▶ _EXERCISE_
Retype each entry below, keeping every character the same.

** Begin EXTRACTED INFORMATION **

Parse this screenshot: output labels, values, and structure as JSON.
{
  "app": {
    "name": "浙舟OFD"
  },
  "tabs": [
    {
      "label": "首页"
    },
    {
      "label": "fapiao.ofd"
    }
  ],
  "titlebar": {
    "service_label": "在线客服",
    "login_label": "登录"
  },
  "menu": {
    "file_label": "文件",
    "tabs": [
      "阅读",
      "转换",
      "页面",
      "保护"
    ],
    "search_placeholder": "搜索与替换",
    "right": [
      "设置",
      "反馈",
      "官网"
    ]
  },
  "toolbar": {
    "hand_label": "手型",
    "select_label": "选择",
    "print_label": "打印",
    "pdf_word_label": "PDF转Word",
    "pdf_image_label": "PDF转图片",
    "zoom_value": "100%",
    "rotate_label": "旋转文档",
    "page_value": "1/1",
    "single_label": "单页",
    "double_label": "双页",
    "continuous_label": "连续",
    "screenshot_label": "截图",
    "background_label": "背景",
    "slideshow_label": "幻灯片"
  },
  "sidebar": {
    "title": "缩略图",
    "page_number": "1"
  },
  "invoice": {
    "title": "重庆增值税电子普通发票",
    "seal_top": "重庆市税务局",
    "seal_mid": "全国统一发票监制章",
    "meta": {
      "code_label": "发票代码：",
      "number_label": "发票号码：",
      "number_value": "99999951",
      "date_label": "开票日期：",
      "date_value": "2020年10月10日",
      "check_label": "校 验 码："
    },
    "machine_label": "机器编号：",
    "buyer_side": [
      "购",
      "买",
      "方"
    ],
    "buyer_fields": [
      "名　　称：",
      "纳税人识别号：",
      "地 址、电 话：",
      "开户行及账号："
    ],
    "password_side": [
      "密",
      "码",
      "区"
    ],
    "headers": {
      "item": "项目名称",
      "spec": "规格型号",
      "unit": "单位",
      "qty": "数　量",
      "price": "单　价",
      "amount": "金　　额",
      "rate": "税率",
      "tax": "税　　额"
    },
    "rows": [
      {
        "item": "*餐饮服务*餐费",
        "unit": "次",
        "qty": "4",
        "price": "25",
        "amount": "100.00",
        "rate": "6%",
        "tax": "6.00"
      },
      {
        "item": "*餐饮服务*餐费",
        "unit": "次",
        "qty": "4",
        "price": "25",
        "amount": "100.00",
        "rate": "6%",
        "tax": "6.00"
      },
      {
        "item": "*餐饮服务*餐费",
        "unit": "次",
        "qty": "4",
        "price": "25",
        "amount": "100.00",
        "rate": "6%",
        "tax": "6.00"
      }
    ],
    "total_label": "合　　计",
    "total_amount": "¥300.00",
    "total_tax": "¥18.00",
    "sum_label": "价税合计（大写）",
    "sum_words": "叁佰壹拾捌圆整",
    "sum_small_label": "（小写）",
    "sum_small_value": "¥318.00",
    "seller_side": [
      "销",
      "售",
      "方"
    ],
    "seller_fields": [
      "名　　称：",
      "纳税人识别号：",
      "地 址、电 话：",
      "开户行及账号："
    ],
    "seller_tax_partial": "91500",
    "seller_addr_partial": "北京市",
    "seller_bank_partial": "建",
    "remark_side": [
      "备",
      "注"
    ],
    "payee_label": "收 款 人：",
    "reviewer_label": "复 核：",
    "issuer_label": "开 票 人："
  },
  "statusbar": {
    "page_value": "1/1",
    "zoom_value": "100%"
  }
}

** End EXTRACTED INFORMATION **

▶ _EXERCISE OUTPUT_
Parse this screenshot: output labels, values, and structure as JSON.
{
  "app": {
    "name": "浙舟OFD"
  },
  "tabs": [
    {
      "label": "首页"
    },
    {
      "label": "fapiao.ofd"
    }
  ],
  "titlebar": {
    "service_label": "在线客服",
    "login_label": "登录"
  },
  "menu": {
    "file_label": "文件",
    "tabs": [
      "阅读",
      "转换",
      "页面",
      "保护"
    ],
    "search_placeholder": "搜索与替换",
    "right": [
      "设置",
      "反馈",
      "官网"
    ]
  },
  "toolbar": {
    "hand_label": "手型",
    "select_label": "选择",
    "print_label": "打印",
    "pdf_word_label": "PDF转Word",
    "pdf_image_label": "PDF转图片",
    "zoom_value": "100%",
    "rotate_label": "旋转文档",
    "page_value": "1/1",
    "single_label": "单页",
    "double_label": "双页",
    "continuous_label": "连续",
    "screenshot_label": "截图",
    "background_label": "背景",
    "slideshow_label": "幻灯片"
  },
  "sidebar": {
    "title": "缩略图",
    "page_number": "1"
  },
  "invoice": {
    "title": "重庆增值税电子普通发票",
    "seal_top": "重庆市税务局",
    "seal_mid": "全国统一发票监制章",
    "meta": {
      "code_label": "发票代码：",
      "number_label": "发票号码：",
      "number_value": "99999951",
      "date_label": "开票日期：",
      "date_value": "2020年10月10日",
      "check_label": "校 验 码："
    },
    "machine_label": "机器编号：",
    "buyer_side": [
      "购",
      "买",
      "方"
    ],
    "buyer_fields": [
      "名　　称：",
      "纳税人识别号：",
      "地 址、电 话：",
      "开户行及账号："
    ],
    "password_side": [
      "密",
      "码",
      "区"
    ],
    "headers": {
      "item": "项目名称",
      "spec": "规格型号",
      "unit": "单位",
      "qty": "数　量",
      "price": "单　价",
      "amount": "金　　额",
      "rate": "税率",
      "tax": "税　　额"
    },
    "rows": [
      {
        "item": "*餐饮服务*餐费",
        "unit": "次",
        "qty": "4",
        "price": "25",
        "amount": "100.00",
        "rate": "6%",
        "tax": "6.00"
      },
      {
        "item": "*餐饮服务*餐费",
        "unit": "次",
        "qty": "4",
        "price": "25",
        "amount": "100.00",
        "rate": "6%",
        "tax": "6.00"
      },
      {
        "item": "*餐饮服务*餐费",
        "unit": "次",
        "qty": "4",
        "price": "25",
        "amount": "100.00",
        "rate": "6%",
        "tax": "6.00"
      }
    ],
    "total_label": "合　　计",
    "total_amount": "¥300.00",
    "total_tax": "¥18.00",
    "sum_label": "价税合计（大写）",
    "sum_words": "叁佰壹拾捌圆整",
    "sum_small_label": "（小写）",
    "sum_small_value": "¥318.00",
    "seller_side": [
      "销",
      "售",
      "方"
    ],
    "seller_fields": [
      "名　　称：",
      "纳税人识别号：",
      "地 址、电 话：",
      "开户行及账号："
    ],
    "seller_tax_partial": "91500",
    "seller_addr_partial": "北京市",
    "seller_bank_partial": "建",
    "remark_side": [
      "备",
      "注"
    ],
    "payee_label": "收 款 人：",
    "reviewer_label": "复 核：",
    "issuer_label": "开 票 人："
  },
  "statusbar": {
    "page_value": "1/1",
    "zoom_value": "100%"
  }
}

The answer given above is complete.